Reproduce the following lines word for word, omitting the pictures.

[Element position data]
....................
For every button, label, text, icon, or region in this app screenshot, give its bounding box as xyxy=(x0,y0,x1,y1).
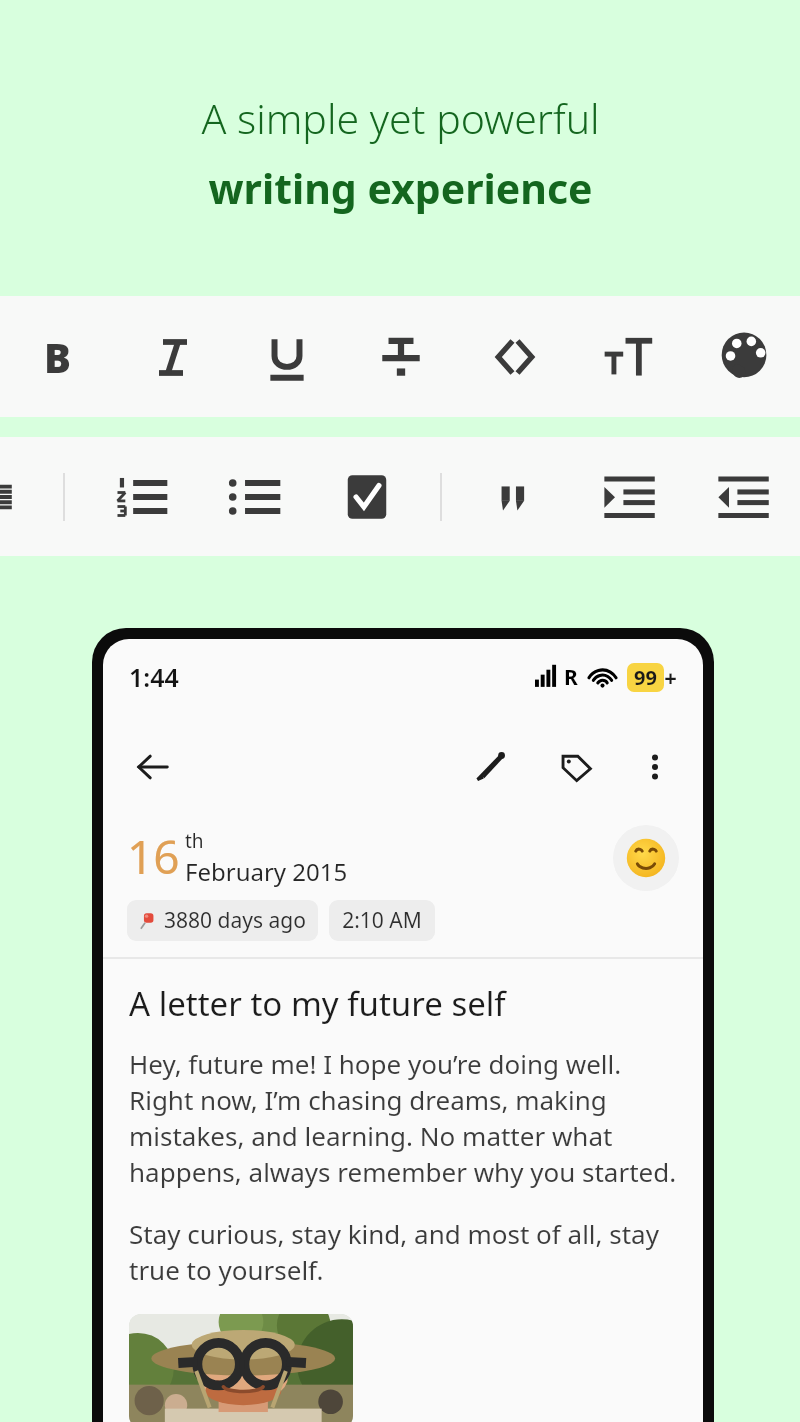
button[interactable]: Edit xyxy=(459,736,521,798)
button[interactable]: Indent xyxy=(572,437,686,556)
button[interactable]: Bulleted list xyxy=(197,437,310,556)
button[interactable]: Checklist xyxy=(310,437,424,556)
staticText: 1:44 xyxy=(129,660,179,694)
staticText: 99 xyxy=(634,664,657,691)
button[interactable]: Tags xyxy=(545,736,607,798)
button[interactable]: 3880 days ago xyxy=(127,900,318,941)
button[interactable]: Underline xyxy=(230,296,344,417)
button[interactable]: Color xyxy=(686,296,800,417)
staticText: February 2015 xyxy=(185,855,348,888)
staticText: B xyxy=(44,330,71,384)
staticText: + xyxy=(664,662,677,692)
button[interactable]: Code xyxy=(458,296,572,417)
button[interactable]: 2:10 AM xyxy=(329,900,435,941)
button[interactable]: Italic xyxy=(115,296,230,417)
button[interactable]: Strikethrough xyxy=(344,296,458,417)
staticText: R xyxy=(564,663,578,692)
button[interactable]: More options xyxy=(627,739,683,795)
button[interactable]: Mood xyxy=(613,825,679,891)
button[interactable]: Back xyxy=(123,737,183,797)
button[interactable]: Bold xyxy=(0,296,115,417)
button[interactable]: Outdent xyxy=(686,437,800,556)
button[interactable]: Photo attachment xyxy=(129,1314,353,1422)
button[interactable]: Text size xyxy=(572,296,686,417)
staticText: Stay curious, stay kind, and most of all… xyxy=(129,1216,677,1288)
staticText: A letter to my future self xyxy=(129,981,677,1026)
staticText: 16 xyxy=(127,825,180,888)
staticText: A simple yet powerful xyxy=(201,90,600,146)
staticText: 3880 days ago xyxy=(164,906,306,935)
staticText: 2:10 AM xyxy=(342,906,422,935)
staticText: Hey, future me! I hope you’re doing well… xyxy=(129,1046,677,1190)
staticText: th xyxy=(185,828,204,854)
button[interactable]: Align xyxy=(0,437,44,556)
button[interactable]: Numbered list xyxy=(84,437,197,556)
button[interactable]: Quote xyxy=(458,437,572,556)
staticText: writing experience xyxy=(208,160,593,216)
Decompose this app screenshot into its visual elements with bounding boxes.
....................
• Response to this task:
For every button, label, text, icon, or region in this app screenshot, give its bounding box as xyxy=(x0,y0,x1,y1).
button[interactable]: Edit xyxy=(459,736,521,798)
button[interactable]: Indent xyxy=(572,437,686,556)
button[interactable]: Bulleted list xyxy=(197,437,310,556)
button[interactable]: Checklist xyxy=(310,437,424,556)
staticText: 1:44 xyxy=(129,660,179,694)
staticText: 99 xyxy=(634,664,657,691)
button[interactable]: Tags xyxy=(545,736,607,798)
button[interactable]: 3880 days ago xyxy=(127,900,318,941)
button[interactable]: Underline xyxy=(230,296,344,417)
button[interactable]: Color xyxy=(686,296,800,417)
staticText: February 2015 xyxy=(185,855,348,888)
staticText: B xyxy=(44,330,71,384)
staticText: + xyxy=(664,662,677,692)
button[interactable]: Code xyxy=(458,296,572,417)
button[interactable]: 2:10 AM xyxy=(329,900,435,941)
button[interactable]: Italic xyxy=(115,296,230,417)
button[interactable]: Strikethrough xyxy=(344,296,458,417)
staticText: R xyxy=(564,663,578,692)
button[interactable]: More options xyxy=(627,739,683,795)
button[interactable]: Mood xyxy=(613,825,679,891)
button[interactable]: Back xyxy=(123,737,183,797)
button[interactable]: Bold xyxy=(0,296,115,417)
button[interactable]: Outdent xyxy=(686,437,800,556)
button[interactable]: Photo attachment xyxy=(129,1314,353,1422)
button[interactable]: Text size xyxy=(572,296,686,417)
staticText: Stay curious, stay kind, and most of all… xyxy=(129,1216,677,1288)
staticText: A letter to my future self xyxy=(129,981,677,1026)
staticText: 16 xyxy=(127,825,180,888)
staticText: A simple yet powerful xyxy=(201,90,600,146)
staticText: 3880 days ago xyxy=(164,906,306,935)
staticText: 2:10 AM xyxy=(342,906,422,935)
staticText: Hey, future me! I hope you’re doing well… xyxy=(129,1046,677,1190)
staticText: th xyxy=(185,828,204,854)
button[interactable]: Align xyxy=(0,437,44,556)
button[interactable]: Numbered list xyxy=(84,437,197,556)
button[interactable]: Quote xyxy=(458,437,572,556)
staticText: writing experience xyxy=(208,160,593,216)
Decompose this app screenshot into its visual elements with bounding boxes.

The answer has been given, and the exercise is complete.